Starting at the first of the rows and ending at the line that contains "legend-label-alo: log AlO", rewrite those lines with "component" switched to "object" and everything else left the same.
[start of INFORMATION SHOWN]
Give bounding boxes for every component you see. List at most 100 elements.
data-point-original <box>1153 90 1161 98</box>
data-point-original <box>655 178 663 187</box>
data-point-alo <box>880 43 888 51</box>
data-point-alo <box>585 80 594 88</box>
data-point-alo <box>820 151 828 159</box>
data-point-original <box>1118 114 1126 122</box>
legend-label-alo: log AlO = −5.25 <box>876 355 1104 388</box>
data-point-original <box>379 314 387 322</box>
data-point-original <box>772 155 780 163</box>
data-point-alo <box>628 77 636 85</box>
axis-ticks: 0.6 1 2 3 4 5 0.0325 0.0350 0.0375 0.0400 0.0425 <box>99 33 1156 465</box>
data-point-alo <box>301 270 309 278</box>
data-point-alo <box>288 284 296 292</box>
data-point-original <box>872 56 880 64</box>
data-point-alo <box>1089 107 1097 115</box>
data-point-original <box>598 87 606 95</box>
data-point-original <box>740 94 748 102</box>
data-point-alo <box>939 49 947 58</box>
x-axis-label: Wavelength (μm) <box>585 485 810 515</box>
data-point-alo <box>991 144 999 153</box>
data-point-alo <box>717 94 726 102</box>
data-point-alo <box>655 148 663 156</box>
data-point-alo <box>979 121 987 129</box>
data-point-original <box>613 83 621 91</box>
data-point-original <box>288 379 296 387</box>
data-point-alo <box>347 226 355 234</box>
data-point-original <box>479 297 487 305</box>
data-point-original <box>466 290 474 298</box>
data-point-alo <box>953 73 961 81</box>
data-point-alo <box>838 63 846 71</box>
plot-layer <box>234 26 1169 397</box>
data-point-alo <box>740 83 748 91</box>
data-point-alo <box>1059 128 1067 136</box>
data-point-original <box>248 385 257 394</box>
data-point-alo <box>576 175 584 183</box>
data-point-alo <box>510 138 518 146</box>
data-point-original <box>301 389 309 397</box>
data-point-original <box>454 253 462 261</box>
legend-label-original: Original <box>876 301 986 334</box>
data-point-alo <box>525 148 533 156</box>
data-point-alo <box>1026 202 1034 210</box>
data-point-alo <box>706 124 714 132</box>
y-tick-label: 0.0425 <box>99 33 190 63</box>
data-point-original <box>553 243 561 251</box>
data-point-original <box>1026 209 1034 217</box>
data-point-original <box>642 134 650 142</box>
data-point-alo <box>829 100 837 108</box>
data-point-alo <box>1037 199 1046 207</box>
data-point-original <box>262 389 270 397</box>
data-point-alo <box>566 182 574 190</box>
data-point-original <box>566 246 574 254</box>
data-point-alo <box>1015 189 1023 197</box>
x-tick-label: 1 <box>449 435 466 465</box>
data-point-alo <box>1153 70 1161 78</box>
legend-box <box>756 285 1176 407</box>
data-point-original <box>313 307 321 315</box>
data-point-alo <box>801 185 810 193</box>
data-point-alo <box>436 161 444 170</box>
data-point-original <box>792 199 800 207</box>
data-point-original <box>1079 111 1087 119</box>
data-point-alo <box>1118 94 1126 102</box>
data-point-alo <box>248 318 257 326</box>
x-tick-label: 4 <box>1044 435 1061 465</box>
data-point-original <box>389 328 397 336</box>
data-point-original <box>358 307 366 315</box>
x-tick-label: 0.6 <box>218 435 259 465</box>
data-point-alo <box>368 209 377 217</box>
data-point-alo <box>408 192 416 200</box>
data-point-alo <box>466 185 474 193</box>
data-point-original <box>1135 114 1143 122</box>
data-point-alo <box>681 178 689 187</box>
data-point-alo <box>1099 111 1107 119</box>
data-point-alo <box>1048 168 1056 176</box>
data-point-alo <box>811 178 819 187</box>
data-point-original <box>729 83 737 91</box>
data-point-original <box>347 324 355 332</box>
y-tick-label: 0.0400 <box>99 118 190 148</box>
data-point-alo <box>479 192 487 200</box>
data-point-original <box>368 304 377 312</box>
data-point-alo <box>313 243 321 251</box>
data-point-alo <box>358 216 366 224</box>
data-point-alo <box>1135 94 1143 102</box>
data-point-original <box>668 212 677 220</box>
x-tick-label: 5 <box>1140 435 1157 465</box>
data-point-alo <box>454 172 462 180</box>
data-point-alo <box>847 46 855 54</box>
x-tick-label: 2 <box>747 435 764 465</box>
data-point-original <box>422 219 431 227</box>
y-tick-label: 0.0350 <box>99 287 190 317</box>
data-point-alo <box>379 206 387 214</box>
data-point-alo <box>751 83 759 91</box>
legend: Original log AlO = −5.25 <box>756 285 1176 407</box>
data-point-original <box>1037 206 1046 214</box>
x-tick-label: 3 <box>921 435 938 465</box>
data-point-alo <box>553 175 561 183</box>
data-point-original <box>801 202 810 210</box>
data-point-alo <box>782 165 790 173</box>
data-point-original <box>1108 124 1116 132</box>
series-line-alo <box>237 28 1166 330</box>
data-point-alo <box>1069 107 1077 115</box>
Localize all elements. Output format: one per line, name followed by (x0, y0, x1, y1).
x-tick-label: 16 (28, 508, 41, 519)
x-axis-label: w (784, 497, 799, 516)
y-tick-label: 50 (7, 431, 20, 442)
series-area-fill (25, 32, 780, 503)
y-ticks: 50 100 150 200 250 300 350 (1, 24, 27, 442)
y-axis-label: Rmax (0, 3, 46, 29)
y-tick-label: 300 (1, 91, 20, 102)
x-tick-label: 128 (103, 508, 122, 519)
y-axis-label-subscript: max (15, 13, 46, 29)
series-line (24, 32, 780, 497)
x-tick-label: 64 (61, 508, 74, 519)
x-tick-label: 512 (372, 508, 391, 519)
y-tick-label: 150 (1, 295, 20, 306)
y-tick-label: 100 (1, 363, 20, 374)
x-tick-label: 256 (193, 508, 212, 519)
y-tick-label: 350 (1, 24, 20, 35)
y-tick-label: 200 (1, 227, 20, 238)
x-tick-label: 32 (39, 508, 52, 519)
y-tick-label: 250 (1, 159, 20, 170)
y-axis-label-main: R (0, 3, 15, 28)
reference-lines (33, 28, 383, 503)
[end of INFORMATION SHOWN]
[SOLUTION TO THE PROBLEM]:
Give bounding boxes for every object you see. List at most 100 elements.
data-point-original <box>1153 90 1161 98</box>
data-point-original <box>655 178 663 187</box>
data-point-alo <box>880 43 888 51</box>
data-point-alo <box>585 80 594 88</box>
data-point-alo <box>820 151 828 159</box>
data-point-original <box>1118 114 1126 122</box>
legend-label-alo: log AlO = −5.25 <box>876 355 1104 388</box>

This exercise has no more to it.